**OBJECTIVE:** Send back the entries below exactly as they appear.
-=-=-
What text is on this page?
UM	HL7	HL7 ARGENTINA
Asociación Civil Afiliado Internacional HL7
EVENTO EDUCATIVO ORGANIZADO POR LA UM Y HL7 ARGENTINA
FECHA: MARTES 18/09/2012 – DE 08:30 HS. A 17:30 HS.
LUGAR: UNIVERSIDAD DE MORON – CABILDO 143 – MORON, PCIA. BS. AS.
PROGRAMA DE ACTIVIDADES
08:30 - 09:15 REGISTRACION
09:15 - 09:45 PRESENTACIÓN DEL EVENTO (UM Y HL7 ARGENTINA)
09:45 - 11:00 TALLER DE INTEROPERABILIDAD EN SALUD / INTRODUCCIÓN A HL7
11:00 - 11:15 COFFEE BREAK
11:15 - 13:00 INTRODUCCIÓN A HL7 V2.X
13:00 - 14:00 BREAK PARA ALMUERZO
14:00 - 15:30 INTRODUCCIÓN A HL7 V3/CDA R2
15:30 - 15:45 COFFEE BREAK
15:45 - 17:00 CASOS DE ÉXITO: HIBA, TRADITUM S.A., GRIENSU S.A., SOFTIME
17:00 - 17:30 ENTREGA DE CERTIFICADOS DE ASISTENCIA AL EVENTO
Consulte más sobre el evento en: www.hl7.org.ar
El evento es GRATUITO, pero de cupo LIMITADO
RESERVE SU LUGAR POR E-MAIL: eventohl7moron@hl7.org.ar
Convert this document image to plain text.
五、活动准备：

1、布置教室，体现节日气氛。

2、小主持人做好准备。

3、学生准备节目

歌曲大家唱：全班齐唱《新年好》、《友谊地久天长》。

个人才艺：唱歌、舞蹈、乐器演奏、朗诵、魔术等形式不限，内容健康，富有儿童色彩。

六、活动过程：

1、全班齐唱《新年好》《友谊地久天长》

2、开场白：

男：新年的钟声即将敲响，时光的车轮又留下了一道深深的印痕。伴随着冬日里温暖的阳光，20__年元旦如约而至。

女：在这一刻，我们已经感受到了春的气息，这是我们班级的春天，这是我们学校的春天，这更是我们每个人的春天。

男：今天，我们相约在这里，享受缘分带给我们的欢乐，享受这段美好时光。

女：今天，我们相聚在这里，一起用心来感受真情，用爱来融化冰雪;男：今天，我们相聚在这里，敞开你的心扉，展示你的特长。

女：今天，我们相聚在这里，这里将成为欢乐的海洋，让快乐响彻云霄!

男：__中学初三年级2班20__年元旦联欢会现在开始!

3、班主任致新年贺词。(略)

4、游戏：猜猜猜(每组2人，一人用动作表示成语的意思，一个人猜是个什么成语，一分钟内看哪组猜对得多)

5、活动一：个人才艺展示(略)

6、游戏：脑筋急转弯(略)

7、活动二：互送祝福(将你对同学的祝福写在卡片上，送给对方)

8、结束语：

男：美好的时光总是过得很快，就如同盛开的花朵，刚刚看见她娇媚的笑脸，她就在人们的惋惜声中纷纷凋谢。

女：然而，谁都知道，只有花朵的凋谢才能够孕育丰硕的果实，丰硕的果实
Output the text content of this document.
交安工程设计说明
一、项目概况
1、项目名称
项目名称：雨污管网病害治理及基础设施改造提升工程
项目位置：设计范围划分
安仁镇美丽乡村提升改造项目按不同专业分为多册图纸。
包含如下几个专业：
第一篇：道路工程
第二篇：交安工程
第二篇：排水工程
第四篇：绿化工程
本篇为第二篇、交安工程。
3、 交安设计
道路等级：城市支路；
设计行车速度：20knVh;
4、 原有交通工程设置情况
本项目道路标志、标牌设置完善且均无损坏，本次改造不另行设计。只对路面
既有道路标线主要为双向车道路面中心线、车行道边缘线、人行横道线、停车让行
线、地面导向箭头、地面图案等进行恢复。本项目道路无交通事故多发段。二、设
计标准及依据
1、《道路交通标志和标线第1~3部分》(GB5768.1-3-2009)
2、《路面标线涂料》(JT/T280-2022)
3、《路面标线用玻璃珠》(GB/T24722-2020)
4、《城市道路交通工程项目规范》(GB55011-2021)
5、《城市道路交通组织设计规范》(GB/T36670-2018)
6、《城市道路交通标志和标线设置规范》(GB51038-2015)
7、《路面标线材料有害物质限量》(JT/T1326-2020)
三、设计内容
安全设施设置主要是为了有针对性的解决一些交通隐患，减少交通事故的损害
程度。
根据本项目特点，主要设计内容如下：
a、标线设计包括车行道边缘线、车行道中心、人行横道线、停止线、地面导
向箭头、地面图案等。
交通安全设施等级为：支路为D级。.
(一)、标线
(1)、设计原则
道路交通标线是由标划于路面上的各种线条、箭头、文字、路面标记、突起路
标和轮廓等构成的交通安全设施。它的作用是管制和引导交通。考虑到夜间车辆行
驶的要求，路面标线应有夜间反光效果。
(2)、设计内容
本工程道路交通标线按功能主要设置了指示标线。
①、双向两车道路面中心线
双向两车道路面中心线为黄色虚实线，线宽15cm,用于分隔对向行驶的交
-=-=-
**COMPLETE ANSWER:**
What text is on this page?
UM	HL7	HL7 ARGENTINA
Asociación Civil Afiliado Internacional HL7
EVENTO EDUCATIVO ORGANIZADO POR LA UM Y HL7 ARGENTINA
FECHA: MARTES 18/09/2012 – DE 08:30 HS. A 17:30 HS.
LUGAR: UNIVERSIDAD DE MORON – CABILDO 143 – MORON, PCIA. BS. AS.
PROGRAMA DE ACTIVIDADES
08:30 - 09:15 REGISTRACION
09:15 - 09:45 PRESENTACIÓN DEL EVENTO (UM Y HL7 ARGENTINA)
09:45 - 11:00 TALLER DE INTEROPERABILIDAD EN SALUD / INTRODUCCIÓN A HL7
11:00 - 11:15 COFFEE BREAK
11:15 - 13:00 INTRODUCCIÓN A HL7 V2.X
13:00 - 14:00 BREAK PARA ALMUERZO
14:00 - 15:30 INTRODUCCIÓN A HL7 V3/CDA R2
15:30 - 15:45 COFFEE BREAK
15:45 - 17:00 CASOS DE ÉXITO: HIBA, TRADITUM S.A., GRIENSU S.A., SOFTIME
17:00 - 17:30 ENTREGA DE CERTIFICADOS DE ASISTENCIA AL EVENTO
Consulte más sobre el evento en: www.hl7.org.ar
El evento es GRATUITO, pero de cupo LIMITADO
RESERVE SU LUGAR POR E-MAIL: eventohl7moron@hl7.org.ar
Convert this document image to plain text.
五、活动准备：

1、布置教室，体现节日气氛。

2、小主持人做好准备。

3、学生准备节目

歌曲大家唱：全班齐唱《新年好》、《友谊地久天长》。

个人才艺：唱歌、舞蹈、乐器演奏、朗诵、魔术等形式不限，内容健康，富有儿童色彩。

六、活动过程：

1、全班齐唱《新年好》《友谊地久天长》

2、开场白：

男：新年的钟声即将敲响，时光的车轮又留下了一道深深的印痕。伴随着冬日里温暖的阳光，20__年元旦如约而至。

女：在这一刻，我们已经感受到了春的气息，这是我们班级的春天，这是我们学校的春天，这更是我们每个人的春天。

男：今天，我们相约在这里，享受缘分带给我们的欢乐，享受这段美好时光。

女：今天，我们相聚在这里，一起用心来感受真情，用爱来融化冰雪;男：今天，我们相聚在这里，敞开你的心扉，展示你的特长。

女：今天，我们相聚在这里，这里将成为欢乐的海洋，让快乐响彻云霄!

男：__中学初三年级2班20__年元旦联欢会现在开始!

3、班主任致新年贺词。(略)

4、游戏：猜猜猜(每组2人，一人用动作表示成语的意思，一个人猜是个什么成语，一分钟内看哪组猜对得多)

5、活动一：个人才艺展示(略)

6、游戏：脑筋急转弯(略)

7、活动二：互送祝福(将你对同学的祝福写在卡片上，送给对方)

8、结束语：

男：美好的时光总是过得很快，就如同盛开的花朵，刚刚看见她娇媚的笑脸，她就在人们的惋惜声中纷纷凋谢。

女：然而，谁都知道，只有花朵的凋谢才能够孕育丰硕的果实，丰硕的果实
Output the text content of this document.
交安工程设计说明
一、项目概况
1、项目名称
项目名称：雨污管网病害治理及基础设施改造提升工程
项目位置：设计范围划分
安仁镇美丽乡村提升改造项目按不同专业分为多册图纸。
包含如下几个专业：
第一篇：道路工程
第二篇：交安工程
第二篇：排水工程
第四篇：绿化工程
本篇为第二篇、交安工程。
3、 交安设计
道路等级：城市支路；
设计行车速度：20knVh;
4、 原有交通工程设置情况
本项目道路标志、标牌设置完善且均无损坏，本次改造不另行设计。只对路面
既有道路标线主要为双向车道路面中心线、车行道边缘线、人行横道线、停车让行
线、地面导向箭头、地面图案等进行恢复。本项目道路无交通事故多发段。二、设
计标准及依据
1、《道路交通标志和标线第1~3部分》(GB5768.1-3-2009)
2、《路面标线涂料》(JT/T280-2022)
3、《路面标线用玻璃珠》(GB/T24722-2020)
4、《城市道路交通工程项目规范》(GB55011-2021)
5、《城市道路交通组织设计规范》(GB/T36670-2018)
6、《城市道路交通标志和标线设置规范》(GB51038-2015)
7、《路面标线材料有害物质限量》(JT/T1326-2020)
三、设计内容
安全设施设置主要是为了有针对性的解决一些交通隐患，减少交通事故的损害
程度。
根据本项目特点，主要设计内容如下：
a、标线设计包括车行道边缘线、车行道中心、人行横道线、停止线、地面导
向箭头、地面图案等。
交通安全设施等级为：支路为D级。.
(一)、标线
(1)、设计原则
道路交通标线是由标划于路面上的各种线条、箭头、文字、路面标记、突起路
标和轮廓等构成的交通安全设施。它的作用是管制和引导交通。考虑到夜间车辆行
驶的要求，路面标线应有夜间反光效果。
(2)、设计内容
本工程道路交通标线按功能主要设置了指示标线。
①、双向两车道路面中心线
双向两车道路面中心线为黄色虚实线，线宽15cm,用于分隔对向行驶的交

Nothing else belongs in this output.